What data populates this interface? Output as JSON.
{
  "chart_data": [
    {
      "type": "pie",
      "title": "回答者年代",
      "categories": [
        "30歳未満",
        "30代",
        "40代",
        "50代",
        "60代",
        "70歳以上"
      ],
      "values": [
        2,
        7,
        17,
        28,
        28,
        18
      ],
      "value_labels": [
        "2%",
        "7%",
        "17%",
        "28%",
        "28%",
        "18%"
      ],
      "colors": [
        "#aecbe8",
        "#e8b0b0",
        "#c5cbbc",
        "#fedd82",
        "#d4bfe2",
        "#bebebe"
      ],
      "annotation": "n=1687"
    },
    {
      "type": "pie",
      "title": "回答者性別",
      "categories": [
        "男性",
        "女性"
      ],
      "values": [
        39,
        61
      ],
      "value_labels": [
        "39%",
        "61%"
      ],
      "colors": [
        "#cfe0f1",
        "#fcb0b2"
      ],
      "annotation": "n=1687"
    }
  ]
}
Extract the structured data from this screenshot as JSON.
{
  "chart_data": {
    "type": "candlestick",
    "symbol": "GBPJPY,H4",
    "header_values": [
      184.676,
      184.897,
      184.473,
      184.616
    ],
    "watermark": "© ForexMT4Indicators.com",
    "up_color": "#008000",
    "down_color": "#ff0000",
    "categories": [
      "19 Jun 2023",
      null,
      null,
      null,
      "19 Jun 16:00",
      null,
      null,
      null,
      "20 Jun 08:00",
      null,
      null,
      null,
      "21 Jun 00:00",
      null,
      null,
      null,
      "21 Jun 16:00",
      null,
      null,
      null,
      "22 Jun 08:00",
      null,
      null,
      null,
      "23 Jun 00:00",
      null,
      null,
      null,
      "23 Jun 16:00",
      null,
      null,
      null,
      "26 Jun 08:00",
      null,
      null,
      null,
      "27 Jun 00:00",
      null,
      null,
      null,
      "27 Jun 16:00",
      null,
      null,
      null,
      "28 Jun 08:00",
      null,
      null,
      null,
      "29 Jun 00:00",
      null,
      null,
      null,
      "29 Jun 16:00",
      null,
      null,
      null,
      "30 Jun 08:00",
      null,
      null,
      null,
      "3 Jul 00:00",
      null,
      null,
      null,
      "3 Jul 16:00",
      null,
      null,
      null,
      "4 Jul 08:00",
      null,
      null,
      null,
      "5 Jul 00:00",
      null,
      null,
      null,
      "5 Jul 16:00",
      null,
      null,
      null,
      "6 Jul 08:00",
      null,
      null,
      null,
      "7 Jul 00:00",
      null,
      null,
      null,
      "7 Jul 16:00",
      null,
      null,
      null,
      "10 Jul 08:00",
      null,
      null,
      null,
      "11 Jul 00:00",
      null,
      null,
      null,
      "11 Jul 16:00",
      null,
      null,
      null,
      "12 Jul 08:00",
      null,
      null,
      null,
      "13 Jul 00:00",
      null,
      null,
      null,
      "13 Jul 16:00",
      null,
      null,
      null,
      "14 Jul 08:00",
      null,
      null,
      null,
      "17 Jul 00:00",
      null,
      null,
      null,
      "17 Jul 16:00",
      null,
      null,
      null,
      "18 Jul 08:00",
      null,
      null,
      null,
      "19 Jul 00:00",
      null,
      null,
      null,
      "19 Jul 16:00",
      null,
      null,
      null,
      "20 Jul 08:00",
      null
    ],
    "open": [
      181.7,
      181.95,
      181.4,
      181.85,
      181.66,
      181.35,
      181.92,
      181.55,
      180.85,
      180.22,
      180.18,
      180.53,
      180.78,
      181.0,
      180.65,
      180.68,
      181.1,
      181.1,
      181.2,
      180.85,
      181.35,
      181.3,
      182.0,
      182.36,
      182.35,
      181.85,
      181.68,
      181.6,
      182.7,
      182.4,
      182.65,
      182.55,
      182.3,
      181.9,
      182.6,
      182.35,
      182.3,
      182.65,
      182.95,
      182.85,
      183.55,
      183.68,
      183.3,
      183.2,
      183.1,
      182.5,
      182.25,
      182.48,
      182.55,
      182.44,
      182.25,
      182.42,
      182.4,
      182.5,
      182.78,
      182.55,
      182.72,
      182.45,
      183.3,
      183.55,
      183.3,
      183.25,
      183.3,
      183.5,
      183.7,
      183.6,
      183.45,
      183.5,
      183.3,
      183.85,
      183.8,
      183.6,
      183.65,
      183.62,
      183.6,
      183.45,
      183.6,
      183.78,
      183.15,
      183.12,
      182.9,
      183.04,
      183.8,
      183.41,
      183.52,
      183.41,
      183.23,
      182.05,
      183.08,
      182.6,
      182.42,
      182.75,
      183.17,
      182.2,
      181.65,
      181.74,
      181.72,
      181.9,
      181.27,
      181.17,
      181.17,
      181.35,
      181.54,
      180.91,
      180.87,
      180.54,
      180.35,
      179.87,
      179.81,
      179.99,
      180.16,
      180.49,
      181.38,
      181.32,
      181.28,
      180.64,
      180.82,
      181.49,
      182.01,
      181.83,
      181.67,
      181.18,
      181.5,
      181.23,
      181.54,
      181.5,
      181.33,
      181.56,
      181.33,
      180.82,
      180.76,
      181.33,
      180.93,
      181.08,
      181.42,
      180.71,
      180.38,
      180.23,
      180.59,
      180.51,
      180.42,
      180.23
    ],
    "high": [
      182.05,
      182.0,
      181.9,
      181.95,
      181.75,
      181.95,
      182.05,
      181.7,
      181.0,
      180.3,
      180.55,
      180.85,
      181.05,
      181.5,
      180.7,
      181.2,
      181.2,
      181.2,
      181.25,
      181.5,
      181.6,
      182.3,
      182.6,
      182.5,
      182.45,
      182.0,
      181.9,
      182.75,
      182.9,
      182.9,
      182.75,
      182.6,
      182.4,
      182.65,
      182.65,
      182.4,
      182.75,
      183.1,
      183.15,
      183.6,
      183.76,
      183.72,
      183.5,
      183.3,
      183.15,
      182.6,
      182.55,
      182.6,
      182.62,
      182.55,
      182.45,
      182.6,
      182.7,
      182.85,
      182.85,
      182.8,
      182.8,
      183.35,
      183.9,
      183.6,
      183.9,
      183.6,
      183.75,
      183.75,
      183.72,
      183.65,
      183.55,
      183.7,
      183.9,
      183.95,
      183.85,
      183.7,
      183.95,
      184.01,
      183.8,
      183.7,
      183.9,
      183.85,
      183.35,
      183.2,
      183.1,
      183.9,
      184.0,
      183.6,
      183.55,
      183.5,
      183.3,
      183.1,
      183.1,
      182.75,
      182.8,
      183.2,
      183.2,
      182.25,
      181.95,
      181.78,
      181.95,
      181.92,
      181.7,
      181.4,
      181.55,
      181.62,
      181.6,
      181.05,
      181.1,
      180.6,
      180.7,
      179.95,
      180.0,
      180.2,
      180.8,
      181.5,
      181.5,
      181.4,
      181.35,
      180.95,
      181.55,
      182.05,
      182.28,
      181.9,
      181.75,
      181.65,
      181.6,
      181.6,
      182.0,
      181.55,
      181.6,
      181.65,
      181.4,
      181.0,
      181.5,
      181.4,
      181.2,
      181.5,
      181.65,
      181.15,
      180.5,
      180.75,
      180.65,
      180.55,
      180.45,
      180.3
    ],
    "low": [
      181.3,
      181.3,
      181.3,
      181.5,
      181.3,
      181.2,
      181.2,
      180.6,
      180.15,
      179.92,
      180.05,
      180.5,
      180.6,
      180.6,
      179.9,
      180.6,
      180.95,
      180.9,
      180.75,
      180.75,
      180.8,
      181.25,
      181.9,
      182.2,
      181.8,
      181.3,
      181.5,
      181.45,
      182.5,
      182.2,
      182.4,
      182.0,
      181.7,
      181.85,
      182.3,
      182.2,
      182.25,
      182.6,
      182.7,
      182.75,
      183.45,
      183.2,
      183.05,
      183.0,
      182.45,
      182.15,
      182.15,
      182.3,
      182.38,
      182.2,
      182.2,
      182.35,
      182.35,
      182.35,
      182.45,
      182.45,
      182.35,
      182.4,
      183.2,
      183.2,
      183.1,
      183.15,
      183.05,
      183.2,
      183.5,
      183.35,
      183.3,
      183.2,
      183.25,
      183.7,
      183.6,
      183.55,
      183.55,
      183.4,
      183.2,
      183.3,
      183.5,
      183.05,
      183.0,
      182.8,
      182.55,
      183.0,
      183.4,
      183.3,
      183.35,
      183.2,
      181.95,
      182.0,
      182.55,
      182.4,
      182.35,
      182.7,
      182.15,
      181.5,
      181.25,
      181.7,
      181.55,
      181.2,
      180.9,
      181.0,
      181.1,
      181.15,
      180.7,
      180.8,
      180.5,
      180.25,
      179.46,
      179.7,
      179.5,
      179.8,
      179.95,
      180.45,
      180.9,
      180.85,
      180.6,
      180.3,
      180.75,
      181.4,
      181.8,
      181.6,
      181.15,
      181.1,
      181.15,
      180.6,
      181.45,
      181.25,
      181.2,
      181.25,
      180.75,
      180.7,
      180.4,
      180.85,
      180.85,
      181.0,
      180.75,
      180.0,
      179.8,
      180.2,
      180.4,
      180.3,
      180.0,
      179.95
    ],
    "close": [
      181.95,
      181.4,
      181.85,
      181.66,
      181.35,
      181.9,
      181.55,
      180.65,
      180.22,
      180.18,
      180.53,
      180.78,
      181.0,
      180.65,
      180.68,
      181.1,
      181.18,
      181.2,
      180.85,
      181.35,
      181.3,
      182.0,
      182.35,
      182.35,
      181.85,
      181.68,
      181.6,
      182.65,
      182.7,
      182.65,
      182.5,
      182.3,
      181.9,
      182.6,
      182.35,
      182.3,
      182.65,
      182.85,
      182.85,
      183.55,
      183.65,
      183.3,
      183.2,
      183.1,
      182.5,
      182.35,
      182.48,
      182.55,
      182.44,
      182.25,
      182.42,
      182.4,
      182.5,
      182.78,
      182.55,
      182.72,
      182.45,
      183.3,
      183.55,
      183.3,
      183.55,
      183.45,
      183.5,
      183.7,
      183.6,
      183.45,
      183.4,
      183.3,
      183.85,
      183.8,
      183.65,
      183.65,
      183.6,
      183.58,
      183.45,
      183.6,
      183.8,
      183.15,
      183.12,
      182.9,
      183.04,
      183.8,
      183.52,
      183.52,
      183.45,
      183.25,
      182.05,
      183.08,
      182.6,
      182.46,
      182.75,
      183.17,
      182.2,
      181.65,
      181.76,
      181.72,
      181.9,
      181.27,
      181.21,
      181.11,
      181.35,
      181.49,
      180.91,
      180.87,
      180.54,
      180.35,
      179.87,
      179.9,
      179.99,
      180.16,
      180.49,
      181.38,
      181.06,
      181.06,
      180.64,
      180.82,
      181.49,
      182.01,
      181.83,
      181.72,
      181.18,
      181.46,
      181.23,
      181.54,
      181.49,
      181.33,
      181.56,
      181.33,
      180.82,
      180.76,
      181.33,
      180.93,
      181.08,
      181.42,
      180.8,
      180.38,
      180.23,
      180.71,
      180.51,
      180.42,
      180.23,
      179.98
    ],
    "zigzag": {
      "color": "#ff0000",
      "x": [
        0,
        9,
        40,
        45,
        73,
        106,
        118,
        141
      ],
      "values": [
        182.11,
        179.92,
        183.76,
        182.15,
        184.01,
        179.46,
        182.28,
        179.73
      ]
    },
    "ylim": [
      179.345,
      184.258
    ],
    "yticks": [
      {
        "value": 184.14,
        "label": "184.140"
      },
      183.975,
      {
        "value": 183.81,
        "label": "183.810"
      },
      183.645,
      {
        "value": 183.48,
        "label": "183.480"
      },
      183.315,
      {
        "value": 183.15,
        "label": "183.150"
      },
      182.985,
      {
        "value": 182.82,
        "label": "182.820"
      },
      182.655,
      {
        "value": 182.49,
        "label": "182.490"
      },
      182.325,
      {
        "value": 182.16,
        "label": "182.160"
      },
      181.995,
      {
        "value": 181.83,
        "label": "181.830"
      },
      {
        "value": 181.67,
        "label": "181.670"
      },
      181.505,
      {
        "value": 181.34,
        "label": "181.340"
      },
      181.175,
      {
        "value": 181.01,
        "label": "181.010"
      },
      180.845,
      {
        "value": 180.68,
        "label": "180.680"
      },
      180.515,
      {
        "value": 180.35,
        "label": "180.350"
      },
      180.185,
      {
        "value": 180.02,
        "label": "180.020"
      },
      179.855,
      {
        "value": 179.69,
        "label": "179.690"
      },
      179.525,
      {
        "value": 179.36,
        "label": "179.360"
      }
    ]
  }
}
○ ○ ○ ○ ○ ○ ○
Task instructions: List every line above that contains the word "this".

Answer to the task:
What data populates this interface? Output as JSON.
Extract the structured data from this screenshot as JSON.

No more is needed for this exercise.